━━━ Stored data ━━━

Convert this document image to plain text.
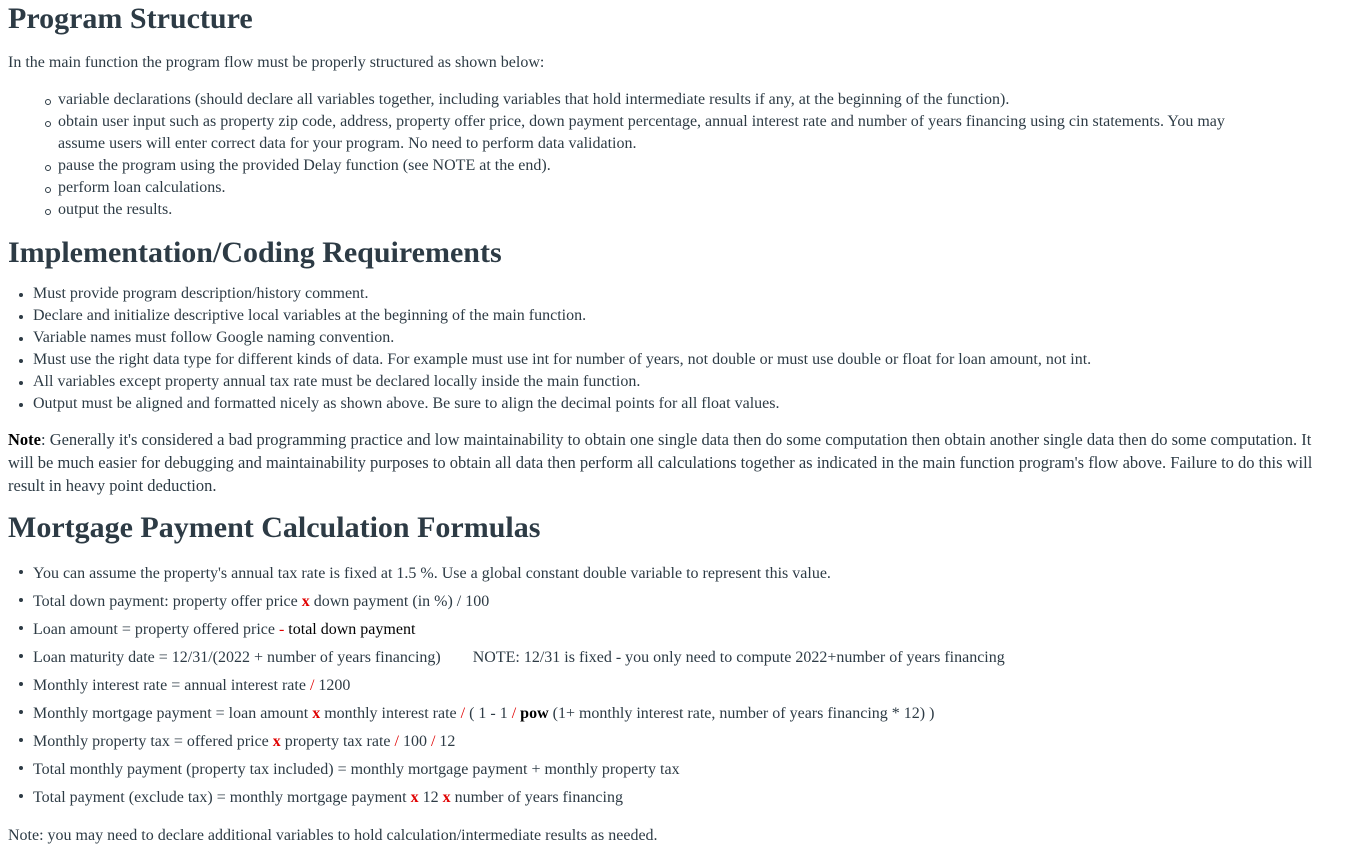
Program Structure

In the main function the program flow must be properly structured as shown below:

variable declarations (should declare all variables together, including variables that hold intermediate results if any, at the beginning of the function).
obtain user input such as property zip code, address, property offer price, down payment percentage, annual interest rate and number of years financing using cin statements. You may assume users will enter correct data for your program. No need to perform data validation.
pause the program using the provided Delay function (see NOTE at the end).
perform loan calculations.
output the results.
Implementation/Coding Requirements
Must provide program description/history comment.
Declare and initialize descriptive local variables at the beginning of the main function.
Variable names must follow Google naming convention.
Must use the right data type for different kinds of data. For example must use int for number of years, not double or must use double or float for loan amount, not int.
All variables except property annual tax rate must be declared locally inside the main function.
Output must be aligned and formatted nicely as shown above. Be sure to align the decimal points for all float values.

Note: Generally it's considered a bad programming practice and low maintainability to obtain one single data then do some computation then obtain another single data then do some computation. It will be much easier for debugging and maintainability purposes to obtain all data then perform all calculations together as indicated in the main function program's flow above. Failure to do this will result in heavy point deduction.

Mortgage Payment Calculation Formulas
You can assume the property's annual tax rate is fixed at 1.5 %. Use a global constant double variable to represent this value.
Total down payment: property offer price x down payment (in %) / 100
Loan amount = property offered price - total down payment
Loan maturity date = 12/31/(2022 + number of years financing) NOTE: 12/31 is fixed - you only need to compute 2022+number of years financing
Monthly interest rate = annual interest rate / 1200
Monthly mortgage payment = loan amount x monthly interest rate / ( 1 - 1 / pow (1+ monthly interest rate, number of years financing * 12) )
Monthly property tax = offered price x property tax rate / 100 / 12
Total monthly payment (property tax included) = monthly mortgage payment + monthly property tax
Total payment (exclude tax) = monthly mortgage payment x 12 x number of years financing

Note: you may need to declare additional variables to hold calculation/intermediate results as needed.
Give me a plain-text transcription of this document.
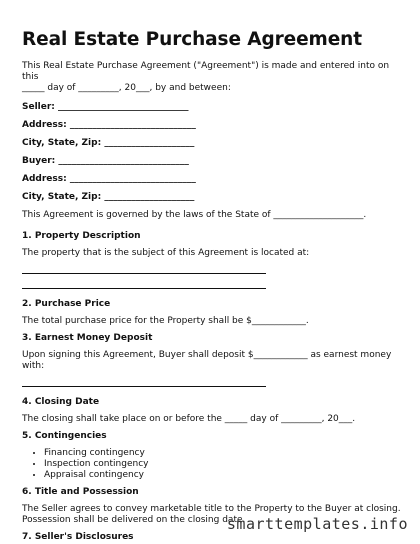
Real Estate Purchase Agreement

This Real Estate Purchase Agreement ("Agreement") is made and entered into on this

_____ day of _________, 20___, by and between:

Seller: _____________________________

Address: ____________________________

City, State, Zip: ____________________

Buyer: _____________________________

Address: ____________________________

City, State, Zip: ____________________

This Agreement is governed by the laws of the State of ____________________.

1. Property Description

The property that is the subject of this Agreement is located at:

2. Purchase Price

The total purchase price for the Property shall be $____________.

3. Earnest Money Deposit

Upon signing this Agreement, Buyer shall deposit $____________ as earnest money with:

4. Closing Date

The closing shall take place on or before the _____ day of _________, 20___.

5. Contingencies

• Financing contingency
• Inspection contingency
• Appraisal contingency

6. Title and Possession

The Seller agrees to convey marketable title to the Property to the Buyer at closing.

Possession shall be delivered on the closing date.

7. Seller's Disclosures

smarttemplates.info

━━━

● **Work required**
Leave images out of the retyped records; keep all else exact.

● **Response**
Convert this document image to plain text.
Program Structure

In the main function the program flow must be properly structured as shown below:

variable declarations (should declare all variables together, including variables that hold intermediate results if any, at the beginning of the function).
obtain user input such as property zip code, address, property offer price, down payment percentage, annual interest rate and number of years financing using cin statements. You may assume users will enter correct data for your program. No need to perform data validation.
pause the program using the provided Delay function (see NOTE at the end).
perform loan calculations.
output the results.
Implementation/Coding Requirements
Must provide program description/history comment.
Declare and initialize descriptive local variables at the beginning of the main function.
Variable names must follow Google naming convention.
Must use the right data type for different kinds of data. For example must use int for number of years, not double or must use double or float for loan amount, not int.
All variables except property annual tax rate must be declared locally inside the main function.
Output must be aligned and formatted nicely as shown above. Be sure to align the decimal points for all float values.

Note: Generally it's considered a bad programming practice and low maintainability to obtain one single data then do some computation then obtain another single data then do some computation. It will be much easier for debugging and maintainability purposes to obtain all data then perform all calculations together as indicated in the main function program's flow above. Failure to do this will result in heavy point deduction.

Mortgage Payment Calculation Formulas
You can assume the property's annual tax rate is fixed at 1.5 %. Use a global constant double variable to represent this value.
Total down payment: property offer price x down payment (in %) / 100
Loan amount = property offered price - total down payment
Loan maturity date = 12/31/(2022 + number of years financing) NOTE: 12/31 is fixed - you only need to compute 2022+number of years financing
Monthly interest rate = annual interest rate / 1200
Monthly mortgage payment = loan amount x monthly interest rate / ( 1 - 1 / pow (1+ monthly interest rate, number of years financing * 12) )
Monthly property tax = offered price x property tax rate / 100 / 12
Total monthly payment (property tax included) = monthly mortgage payment + monthly property tax
Total payment (exclude tax) = monthly mortgage payment x 12 x number of years financing

Note: you may need to declare additional variables to hold calculation/intermediate results as needed.
Give me a plain-text transcription of this document.
Real Estate Purchase Agreement

This Real Estate Purchase Agreement ("Agreement") is made and entered into on this

_____ day of _________, 20___, by and between:

Seller: _____________________________

Address: ____________________________

City, State, Zip: ____________________

Buyer: _____________________________

Address: ____________________________

City, State, Zip: ____________________

This Agreement is governed by the laws of the State of ____________________.

1. Property Description

The property that is the subject of this Agreement is located at:

2. Purchase Price

The total purchase price for the Property shall be $____________.

3. Earnest Money Deposit

Upon signing this Agreement, Buyer shall deposit $____________ as earnest money with:

4. Closing Date

The closing shall take place on or before the _____ day of _________, 20___.

5. Contingencies

• Financing contingency
• Inspection contingency
• Appraisal contingency

6. Title and Possession

The Seller agrees to convey marketable title to the Property to the Buyer at closing.

Possession shall be delivered on the closing date.

7. Seller's Disclosures

smarttemplates.info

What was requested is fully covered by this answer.